┌─ Record list
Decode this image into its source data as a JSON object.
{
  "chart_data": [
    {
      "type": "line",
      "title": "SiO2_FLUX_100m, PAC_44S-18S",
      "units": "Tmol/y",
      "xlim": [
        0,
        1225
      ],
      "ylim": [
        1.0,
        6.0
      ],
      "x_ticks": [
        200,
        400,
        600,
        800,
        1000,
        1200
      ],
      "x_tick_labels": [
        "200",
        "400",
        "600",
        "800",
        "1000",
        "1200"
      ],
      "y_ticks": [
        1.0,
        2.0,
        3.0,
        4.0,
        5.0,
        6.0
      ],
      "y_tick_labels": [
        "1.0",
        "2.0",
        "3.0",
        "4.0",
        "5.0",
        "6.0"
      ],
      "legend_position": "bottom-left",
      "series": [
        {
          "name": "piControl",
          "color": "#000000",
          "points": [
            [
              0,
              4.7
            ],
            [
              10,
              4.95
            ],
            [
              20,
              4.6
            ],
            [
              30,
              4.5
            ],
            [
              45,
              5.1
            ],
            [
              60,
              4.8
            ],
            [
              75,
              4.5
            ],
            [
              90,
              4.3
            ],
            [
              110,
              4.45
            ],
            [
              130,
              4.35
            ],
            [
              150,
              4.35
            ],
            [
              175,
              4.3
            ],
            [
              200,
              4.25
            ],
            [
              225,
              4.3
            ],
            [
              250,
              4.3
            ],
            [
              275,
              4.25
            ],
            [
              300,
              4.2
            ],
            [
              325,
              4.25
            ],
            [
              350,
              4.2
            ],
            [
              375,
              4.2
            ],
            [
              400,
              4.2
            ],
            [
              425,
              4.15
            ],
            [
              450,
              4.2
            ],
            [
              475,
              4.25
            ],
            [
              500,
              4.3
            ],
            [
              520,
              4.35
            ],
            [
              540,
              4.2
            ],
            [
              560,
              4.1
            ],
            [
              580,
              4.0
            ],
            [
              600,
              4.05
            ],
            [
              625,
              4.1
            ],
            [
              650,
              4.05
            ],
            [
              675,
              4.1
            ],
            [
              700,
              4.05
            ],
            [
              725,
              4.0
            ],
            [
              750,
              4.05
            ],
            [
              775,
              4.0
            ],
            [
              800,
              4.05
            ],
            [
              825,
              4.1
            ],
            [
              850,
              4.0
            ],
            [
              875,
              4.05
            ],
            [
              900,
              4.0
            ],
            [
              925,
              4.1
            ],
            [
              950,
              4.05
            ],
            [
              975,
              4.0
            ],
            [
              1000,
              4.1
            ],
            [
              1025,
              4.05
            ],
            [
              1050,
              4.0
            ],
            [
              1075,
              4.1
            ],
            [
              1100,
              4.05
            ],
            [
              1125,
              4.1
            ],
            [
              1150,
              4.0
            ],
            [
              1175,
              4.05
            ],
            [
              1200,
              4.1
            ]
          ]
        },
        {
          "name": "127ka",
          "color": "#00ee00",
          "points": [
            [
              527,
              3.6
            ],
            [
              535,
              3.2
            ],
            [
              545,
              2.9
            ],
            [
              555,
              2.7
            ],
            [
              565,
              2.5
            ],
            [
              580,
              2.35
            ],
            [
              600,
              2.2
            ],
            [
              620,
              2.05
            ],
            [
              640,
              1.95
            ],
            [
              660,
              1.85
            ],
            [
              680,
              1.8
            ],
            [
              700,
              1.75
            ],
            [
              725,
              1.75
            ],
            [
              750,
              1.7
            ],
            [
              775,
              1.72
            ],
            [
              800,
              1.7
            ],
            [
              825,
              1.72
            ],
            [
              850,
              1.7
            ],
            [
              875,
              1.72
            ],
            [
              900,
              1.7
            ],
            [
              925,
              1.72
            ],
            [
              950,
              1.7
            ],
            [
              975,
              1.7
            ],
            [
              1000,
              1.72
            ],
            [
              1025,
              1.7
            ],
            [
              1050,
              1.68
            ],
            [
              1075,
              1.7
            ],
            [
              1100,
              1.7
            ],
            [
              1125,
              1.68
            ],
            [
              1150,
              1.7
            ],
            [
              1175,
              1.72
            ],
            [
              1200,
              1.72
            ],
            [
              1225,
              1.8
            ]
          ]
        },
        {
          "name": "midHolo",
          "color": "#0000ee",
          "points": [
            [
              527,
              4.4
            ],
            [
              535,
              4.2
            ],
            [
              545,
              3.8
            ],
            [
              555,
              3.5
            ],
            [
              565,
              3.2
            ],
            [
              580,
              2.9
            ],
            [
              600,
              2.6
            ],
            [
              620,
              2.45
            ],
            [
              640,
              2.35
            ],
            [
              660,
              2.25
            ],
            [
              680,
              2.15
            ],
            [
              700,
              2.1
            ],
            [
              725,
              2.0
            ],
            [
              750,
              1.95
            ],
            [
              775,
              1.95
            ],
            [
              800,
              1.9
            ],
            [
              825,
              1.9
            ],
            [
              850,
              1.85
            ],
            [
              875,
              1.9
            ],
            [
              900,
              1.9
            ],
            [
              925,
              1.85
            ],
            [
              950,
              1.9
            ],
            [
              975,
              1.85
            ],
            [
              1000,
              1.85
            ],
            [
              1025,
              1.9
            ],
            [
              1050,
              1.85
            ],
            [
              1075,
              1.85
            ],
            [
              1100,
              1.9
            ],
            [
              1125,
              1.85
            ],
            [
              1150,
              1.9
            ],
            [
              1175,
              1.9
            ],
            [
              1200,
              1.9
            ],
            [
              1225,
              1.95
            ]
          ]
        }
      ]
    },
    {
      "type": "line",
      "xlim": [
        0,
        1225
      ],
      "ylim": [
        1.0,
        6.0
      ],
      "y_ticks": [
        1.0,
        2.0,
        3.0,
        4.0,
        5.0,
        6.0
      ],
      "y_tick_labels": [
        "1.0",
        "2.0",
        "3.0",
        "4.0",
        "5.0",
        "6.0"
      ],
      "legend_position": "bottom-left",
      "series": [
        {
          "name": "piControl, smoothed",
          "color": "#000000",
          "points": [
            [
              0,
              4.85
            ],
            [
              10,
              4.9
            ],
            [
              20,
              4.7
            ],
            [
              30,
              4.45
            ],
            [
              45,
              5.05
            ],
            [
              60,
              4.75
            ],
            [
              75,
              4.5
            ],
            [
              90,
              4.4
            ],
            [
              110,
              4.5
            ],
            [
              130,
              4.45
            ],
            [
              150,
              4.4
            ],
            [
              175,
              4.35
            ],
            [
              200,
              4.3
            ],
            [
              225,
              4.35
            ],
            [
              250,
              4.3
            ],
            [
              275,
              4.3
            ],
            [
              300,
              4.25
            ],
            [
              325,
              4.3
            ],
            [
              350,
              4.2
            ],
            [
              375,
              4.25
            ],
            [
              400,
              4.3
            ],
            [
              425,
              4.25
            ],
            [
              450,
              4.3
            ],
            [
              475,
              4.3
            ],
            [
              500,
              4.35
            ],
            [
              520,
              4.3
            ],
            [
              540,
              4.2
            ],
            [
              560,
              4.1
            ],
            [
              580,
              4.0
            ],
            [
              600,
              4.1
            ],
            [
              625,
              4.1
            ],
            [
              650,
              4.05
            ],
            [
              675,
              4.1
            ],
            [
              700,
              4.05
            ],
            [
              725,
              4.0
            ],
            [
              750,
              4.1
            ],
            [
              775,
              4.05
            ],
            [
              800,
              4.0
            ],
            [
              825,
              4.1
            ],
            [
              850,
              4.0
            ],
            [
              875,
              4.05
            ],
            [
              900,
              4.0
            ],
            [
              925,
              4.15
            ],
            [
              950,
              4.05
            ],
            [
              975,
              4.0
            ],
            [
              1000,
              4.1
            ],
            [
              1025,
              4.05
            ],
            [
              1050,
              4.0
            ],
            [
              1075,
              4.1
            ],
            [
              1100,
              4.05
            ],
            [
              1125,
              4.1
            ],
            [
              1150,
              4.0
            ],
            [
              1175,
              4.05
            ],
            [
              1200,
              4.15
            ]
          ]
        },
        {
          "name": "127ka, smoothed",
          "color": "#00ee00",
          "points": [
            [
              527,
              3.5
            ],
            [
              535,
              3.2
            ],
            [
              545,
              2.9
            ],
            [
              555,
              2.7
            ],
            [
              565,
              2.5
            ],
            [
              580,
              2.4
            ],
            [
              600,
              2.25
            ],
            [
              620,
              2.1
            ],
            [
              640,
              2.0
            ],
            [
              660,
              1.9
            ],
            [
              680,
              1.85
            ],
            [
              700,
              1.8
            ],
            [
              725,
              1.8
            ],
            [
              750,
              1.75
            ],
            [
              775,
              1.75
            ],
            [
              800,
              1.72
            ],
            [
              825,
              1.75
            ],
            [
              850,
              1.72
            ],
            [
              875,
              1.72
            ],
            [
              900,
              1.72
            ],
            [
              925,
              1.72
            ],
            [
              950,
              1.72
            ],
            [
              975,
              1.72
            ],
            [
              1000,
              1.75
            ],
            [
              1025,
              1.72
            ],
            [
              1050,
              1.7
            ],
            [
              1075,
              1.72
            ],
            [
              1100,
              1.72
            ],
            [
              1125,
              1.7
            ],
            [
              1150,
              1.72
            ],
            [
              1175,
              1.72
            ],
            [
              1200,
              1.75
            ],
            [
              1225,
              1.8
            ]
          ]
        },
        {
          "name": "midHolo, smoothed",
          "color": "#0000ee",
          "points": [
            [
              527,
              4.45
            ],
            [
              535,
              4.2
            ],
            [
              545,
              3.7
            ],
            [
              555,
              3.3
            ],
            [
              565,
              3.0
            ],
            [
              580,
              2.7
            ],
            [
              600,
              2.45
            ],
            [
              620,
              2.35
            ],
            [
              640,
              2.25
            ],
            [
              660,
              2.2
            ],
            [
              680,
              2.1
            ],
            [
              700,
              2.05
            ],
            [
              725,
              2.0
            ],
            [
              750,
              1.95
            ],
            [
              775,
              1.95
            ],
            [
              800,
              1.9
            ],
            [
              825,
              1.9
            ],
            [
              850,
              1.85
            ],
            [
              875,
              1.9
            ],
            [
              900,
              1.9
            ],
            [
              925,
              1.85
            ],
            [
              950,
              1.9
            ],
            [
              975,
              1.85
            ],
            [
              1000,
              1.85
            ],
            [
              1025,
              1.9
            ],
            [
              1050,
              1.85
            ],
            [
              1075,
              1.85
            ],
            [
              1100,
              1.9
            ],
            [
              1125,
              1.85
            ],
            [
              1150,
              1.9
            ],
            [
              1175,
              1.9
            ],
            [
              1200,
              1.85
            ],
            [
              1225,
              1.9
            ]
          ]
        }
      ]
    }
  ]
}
└─
• [The request] Tell how many lines above contain the word "name". Give the number alone.

• [Task result] 6